● PROBLEM TO WORK ON: Every line that holds "employees" should be shown.

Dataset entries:
★ ★ ★ ★ ★ ★ ★
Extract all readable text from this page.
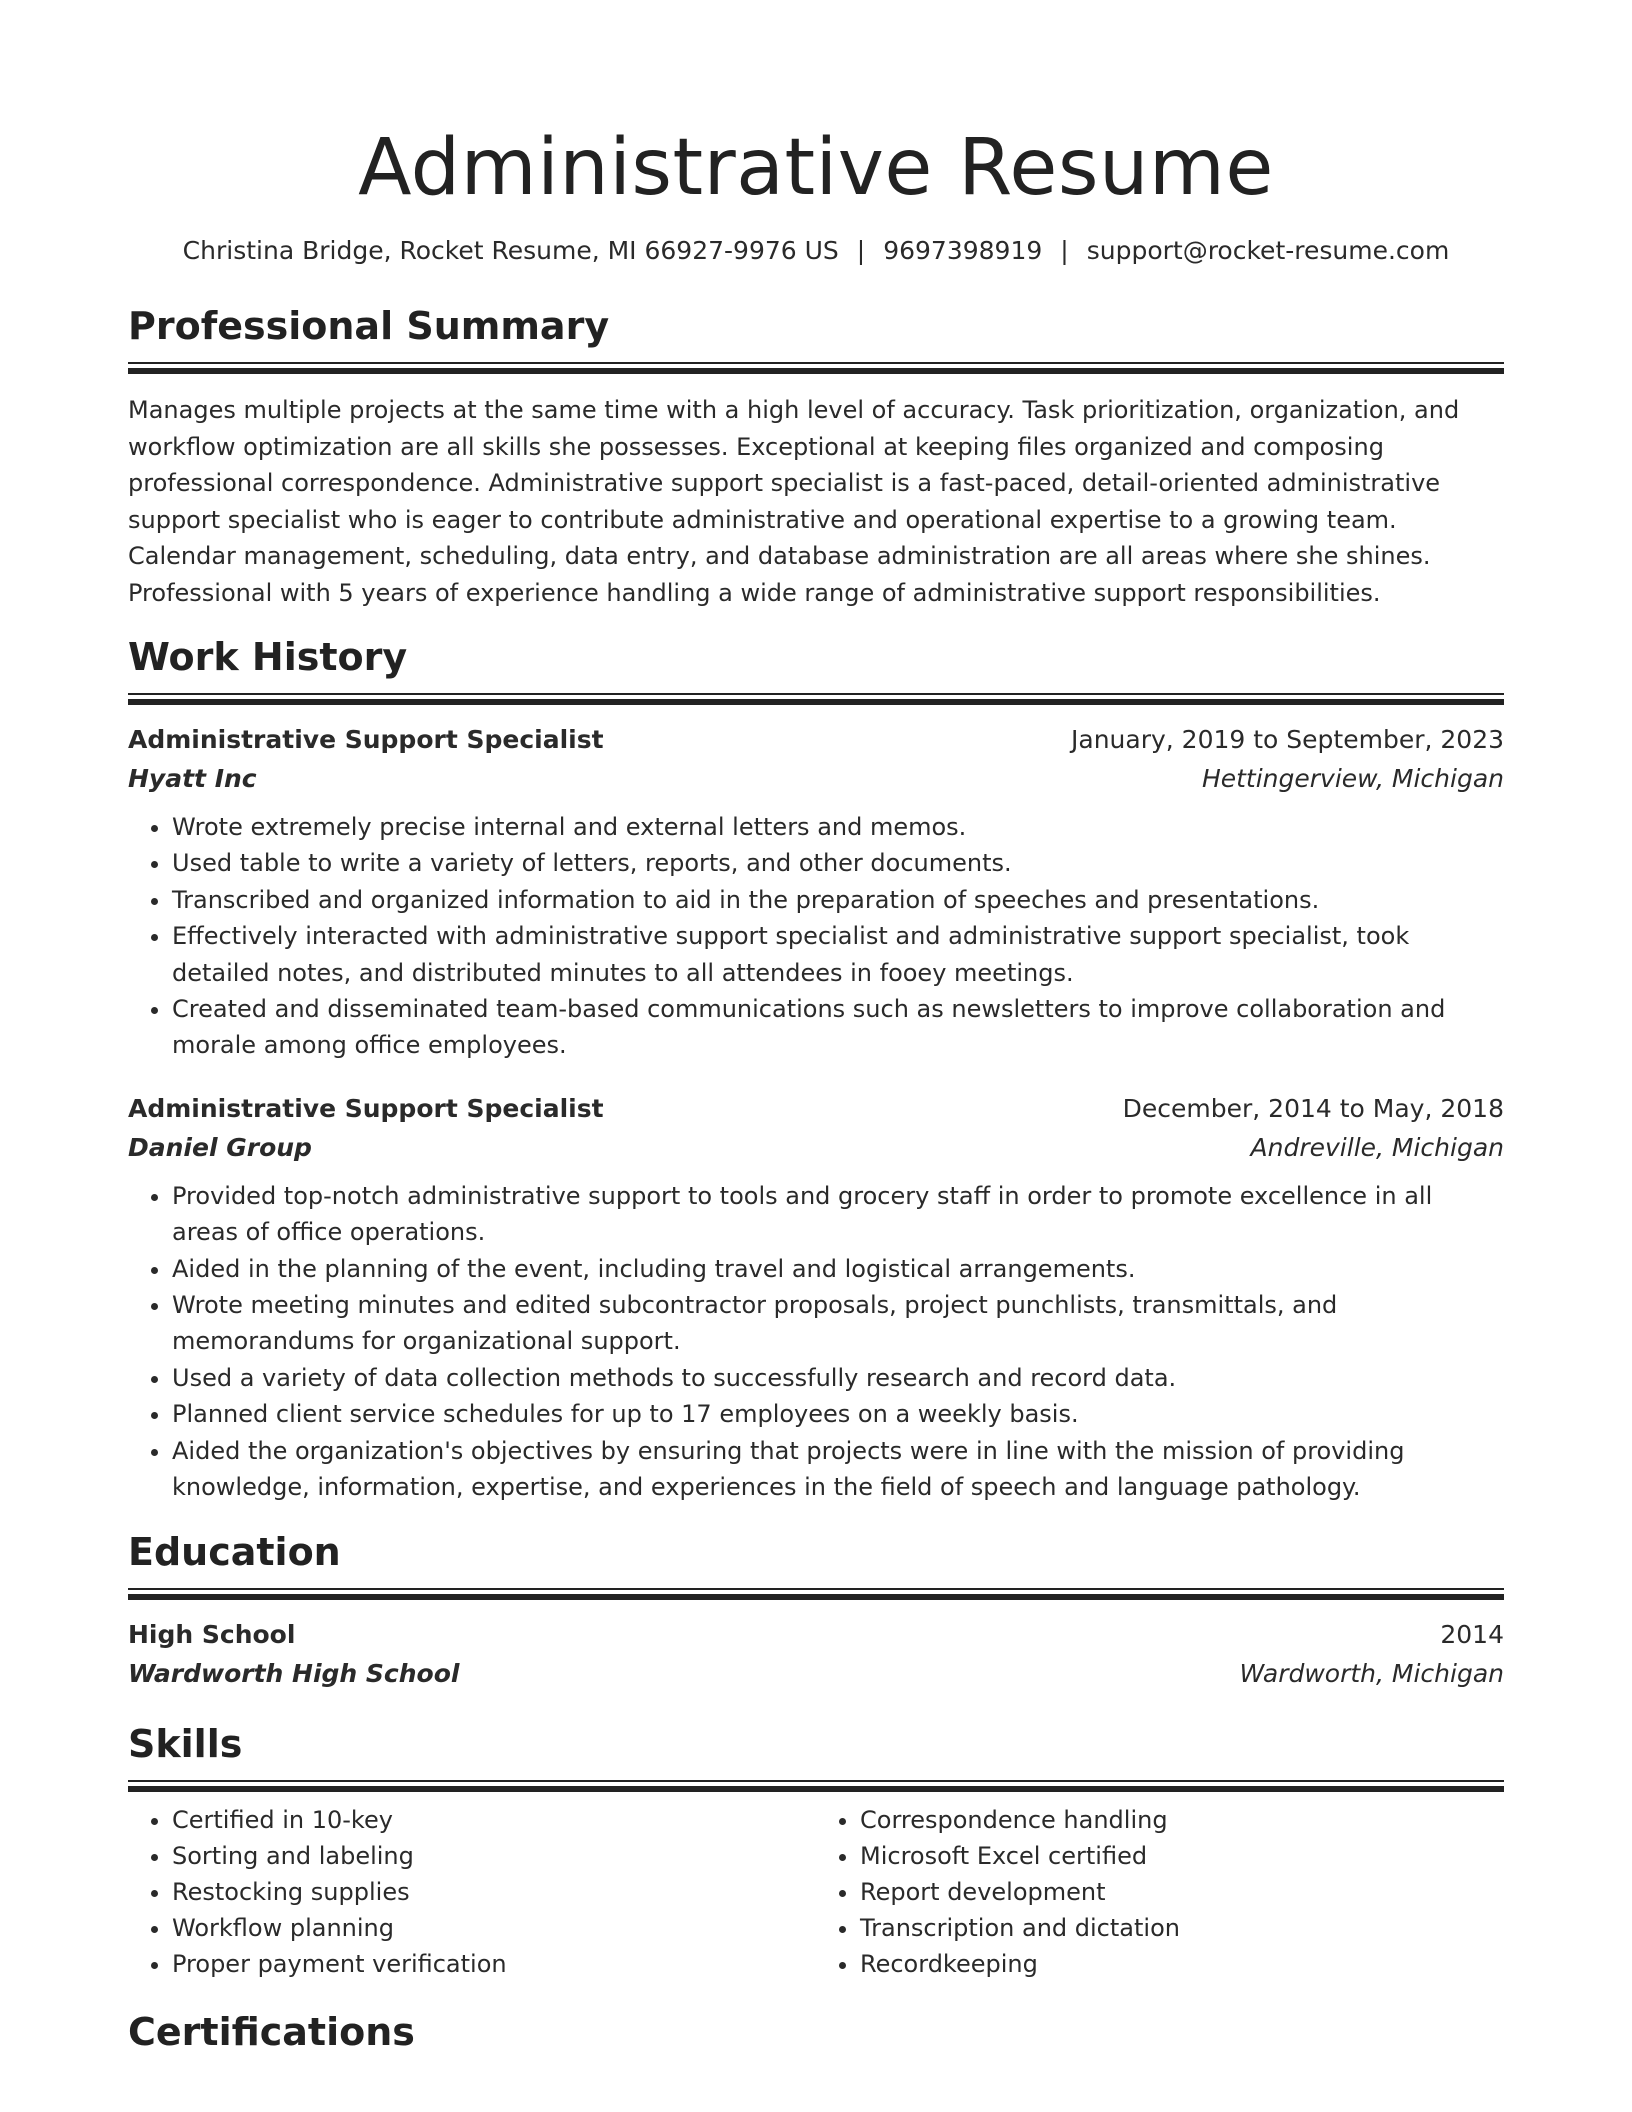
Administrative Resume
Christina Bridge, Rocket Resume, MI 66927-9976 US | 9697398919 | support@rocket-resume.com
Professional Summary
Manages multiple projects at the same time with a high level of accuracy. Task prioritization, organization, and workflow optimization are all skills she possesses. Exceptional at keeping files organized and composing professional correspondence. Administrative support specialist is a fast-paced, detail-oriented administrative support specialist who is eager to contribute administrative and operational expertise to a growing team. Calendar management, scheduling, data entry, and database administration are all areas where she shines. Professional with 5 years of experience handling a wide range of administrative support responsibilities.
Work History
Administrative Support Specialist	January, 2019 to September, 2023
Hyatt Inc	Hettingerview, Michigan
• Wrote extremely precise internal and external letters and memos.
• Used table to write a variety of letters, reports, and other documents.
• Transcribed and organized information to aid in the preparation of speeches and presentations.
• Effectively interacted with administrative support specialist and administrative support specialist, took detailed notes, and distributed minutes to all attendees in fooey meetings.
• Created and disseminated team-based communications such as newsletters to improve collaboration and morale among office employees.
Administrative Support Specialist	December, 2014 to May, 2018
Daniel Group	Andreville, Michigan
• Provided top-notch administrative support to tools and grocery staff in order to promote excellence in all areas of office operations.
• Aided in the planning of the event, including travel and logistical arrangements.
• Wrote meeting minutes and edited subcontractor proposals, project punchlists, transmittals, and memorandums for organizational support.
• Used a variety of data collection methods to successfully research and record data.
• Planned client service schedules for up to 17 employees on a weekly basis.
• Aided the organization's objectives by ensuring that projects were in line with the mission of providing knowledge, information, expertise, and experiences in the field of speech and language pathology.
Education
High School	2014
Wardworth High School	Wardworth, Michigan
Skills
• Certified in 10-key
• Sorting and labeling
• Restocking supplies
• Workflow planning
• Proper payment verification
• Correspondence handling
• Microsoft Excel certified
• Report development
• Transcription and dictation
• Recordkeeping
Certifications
★ ★ ★ ★ ★ ★ ★
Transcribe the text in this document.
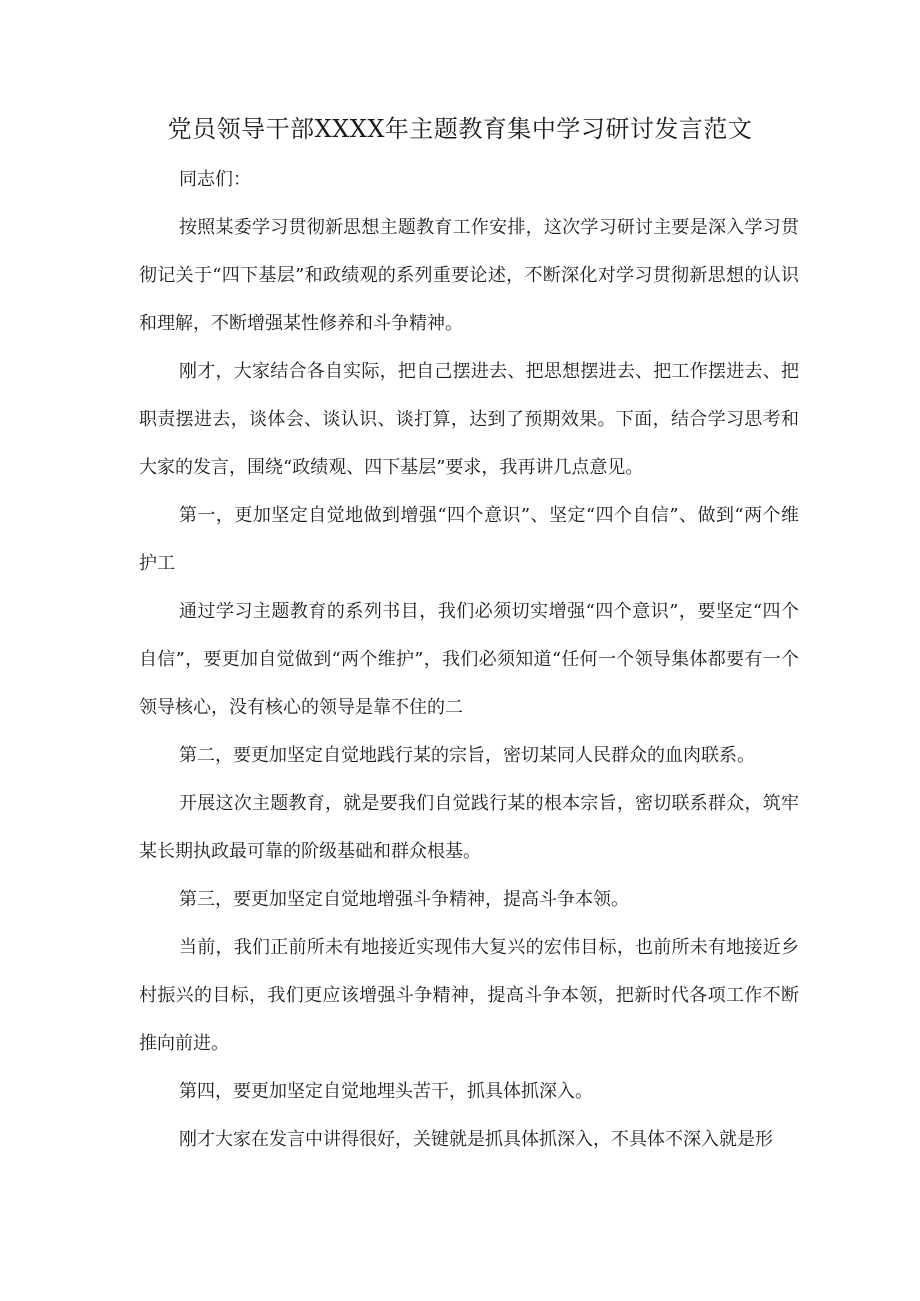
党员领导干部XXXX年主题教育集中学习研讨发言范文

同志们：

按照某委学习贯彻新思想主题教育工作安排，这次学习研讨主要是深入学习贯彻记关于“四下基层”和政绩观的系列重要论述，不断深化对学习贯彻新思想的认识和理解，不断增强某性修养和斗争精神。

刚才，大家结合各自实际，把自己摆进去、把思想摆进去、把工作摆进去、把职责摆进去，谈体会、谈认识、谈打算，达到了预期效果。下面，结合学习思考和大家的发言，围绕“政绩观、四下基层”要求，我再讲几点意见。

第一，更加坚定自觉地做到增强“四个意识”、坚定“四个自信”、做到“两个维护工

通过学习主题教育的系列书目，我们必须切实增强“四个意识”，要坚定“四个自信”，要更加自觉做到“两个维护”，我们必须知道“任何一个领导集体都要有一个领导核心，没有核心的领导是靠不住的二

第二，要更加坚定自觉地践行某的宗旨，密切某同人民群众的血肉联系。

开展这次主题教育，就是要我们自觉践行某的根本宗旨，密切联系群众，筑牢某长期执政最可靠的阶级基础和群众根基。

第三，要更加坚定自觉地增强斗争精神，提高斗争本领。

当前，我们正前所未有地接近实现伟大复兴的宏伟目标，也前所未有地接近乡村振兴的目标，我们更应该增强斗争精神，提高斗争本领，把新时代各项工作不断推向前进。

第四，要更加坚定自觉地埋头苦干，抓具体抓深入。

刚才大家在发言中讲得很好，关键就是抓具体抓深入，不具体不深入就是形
★ ★ ★ ★ ★ ★ ★
● FINAL RESULT:
• Created and disseminated team-based communications such as newsletters to improve collaboration and morale among office employees.
• Planned client service schedules for up to 17 employees on a weekly basis.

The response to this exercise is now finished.